TASK GOAL: Find every line in the data that contains the string "Energy" and copy each of those lines.

TASK MATERIAL:

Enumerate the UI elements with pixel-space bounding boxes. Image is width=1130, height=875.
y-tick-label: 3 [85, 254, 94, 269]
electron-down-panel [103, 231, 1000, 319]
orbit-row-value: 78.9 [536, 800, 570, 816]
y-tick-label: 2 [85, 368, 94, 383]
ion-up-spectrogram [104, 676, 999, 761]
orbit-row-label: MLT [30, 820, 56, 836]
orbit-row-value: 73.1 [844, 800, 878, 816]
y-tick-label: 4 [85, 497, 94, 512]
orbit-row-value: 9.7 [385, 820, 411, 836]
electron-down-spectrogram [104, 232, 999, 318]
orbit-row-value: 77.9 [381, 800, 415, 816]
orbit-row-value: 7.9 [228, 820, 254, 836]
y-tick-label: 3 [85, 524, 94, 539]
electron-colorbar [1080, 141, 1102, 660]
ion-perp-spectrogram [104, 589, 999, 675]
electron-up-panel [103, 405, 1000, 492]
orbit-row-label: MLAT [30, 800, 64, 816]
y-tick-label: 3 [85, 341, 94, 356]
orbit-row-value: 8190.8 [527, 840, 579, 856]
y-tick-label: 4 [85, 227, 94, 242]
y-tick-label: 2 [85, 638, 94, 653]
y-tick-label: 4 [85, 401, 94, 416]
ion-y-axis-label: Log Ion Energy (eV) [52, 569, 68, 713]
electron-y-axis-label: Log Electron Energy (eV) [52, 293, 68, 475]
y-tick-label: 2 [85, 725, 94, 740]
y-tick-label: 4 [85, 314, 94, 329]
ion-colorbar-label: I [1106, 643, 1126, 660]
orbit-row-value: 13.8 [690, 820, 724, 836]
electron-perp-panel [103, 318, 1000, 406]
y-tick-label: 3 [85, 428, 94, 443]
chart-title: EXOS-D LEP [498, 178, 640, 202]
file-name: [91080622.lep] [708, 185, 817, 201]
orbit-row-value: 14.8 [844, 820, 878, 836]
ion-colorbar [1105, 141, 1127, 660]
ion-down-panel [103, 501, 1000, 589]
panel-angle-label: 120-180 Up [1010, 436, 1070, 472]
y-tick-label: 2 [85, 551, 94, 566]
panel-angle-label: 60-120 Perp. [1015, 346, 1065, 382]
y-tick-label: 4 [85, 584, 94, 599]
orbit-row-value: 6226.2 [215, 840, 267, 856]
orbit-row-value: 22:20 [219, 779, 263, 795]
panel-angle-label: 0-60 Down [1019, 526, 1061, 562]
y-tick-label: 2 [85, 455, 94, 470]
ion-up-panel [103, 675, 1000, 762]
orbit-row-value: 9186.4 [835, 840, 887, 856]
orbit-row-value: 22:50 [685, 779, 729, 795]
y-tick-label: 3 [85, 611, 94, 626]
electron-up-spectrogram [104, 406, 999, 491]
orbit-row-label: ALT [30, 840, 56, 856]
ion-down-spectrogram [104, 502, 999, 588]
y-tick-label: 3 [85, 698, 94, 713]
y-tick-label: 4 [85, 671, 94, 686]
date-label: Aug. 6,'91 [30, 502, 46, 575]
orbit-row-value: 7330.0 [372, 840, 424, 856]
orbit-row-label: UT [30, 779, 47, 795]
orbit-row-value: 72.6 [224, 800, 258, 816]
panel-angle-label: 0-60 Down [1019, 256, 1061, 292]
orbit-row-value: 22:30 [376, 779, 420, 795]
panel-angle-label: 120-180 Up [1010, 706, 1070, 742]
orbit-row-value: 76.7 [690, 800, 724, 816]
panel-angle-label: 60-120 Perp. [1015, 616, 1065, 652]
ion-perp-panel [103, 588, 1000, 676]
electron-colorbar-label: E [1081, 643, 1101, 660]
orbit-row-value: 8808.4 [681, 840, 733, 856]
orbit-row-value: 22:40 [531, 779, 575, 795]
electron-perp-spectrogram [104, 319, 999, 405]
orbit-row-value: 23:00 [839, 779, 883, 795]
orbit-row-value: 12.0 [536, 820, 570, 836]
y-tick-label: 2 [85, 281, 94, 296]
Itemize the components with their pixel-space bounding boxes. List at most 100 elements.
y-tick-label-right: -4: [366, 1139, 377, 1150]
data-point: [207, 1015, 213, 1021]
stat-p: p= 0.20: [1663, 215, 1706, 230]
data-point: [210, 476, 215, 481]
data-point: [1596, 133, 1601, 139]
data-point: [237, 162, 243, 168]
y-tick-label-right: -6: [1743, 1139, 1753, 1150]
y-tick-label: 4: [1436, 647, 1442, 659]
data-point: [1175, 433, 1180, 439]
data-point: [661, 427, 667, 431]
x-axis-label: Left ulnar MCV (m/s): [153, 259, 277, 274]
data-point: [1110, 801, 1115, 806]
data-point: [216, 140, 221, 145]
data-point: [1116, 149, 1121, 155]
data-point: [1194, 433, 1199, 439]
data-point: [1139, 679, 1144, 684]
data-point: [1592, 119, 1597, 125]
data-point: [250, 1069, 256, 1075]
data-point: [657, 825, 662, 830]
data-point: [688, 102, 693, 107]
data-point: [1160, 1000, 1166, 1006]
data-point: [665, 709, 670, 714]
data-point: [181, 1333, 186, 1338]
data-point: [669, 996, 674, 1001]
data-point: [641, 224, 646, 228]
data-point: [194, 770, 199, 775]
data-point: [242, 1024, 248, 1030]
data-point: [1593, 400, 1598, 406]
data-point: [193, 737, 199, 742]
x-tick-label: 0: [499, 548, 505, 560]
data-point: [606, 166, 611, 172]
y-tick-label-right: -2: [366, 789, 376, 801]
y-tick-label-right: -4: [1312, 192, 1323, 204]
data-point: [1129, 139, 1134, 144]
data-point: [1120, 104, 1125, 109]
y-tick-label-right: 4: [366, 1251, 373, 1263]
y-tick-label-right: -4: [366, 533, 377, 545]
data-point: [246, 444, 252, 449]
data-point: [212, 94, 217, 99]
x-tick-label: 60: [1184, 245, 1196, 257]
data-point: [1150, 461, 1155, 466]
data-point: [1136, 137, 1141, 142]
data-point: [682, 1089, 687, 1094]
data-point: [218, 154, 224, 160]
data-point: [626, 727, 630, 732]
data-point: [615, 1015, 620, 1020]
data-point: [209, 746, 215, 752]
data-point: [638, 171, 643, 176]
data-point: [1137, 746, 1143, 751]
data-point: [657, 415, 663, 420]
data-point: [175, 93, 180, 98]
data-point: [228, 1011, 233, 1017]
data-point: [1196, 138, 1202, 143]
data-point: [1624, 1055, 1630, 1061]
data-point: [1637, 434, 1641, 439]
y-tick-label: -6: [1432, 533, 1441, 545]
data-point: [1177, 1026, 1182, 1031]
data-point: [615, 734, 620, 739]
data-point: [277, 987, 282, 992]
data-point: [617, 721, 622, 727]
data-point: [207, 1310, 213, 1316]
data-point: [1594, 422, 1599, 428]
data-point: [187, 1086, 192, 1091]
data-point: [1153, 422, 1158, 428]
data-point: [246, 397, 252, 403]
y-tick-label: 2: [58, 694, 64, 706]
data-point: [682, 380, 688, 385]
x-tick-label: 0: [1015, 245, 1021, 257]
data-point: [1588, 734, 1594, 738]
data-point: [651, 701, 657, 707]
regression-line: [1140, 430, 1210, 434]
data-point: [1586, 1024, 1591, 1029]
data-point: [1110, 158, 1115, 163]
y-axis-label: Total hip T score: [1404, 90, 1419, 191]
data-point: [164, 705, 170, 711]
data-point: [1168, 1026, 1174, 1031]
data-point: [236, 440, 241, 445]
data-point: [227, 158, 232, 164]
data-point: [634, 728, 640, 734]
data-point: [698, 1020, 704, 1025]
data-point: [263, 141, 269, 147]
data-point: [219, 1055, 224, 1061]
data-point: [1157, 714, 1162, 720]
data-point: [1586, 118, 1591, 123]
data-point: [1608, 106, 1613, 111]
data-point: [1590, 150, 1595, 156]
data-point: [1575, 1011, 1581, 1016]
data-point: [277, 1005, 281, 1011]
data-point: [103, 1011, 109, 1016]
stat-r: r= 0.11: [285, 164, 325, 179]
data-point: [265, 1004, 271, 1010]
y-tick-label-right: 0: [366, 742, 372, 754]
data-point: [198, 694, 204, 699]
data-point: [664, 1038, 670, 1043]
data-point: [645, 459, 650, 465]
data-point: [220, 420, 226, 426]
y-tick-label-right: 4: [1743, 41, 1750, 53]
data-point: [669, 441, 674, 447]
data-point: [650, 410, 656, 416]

WRITTEN ANSWER:
ion-y-axis-label: Log Ion Energy (eV) [52, 569, 68, 713]
electron-y-axis-label: Log Electron Energy (eV) [52, 293, 68, 475]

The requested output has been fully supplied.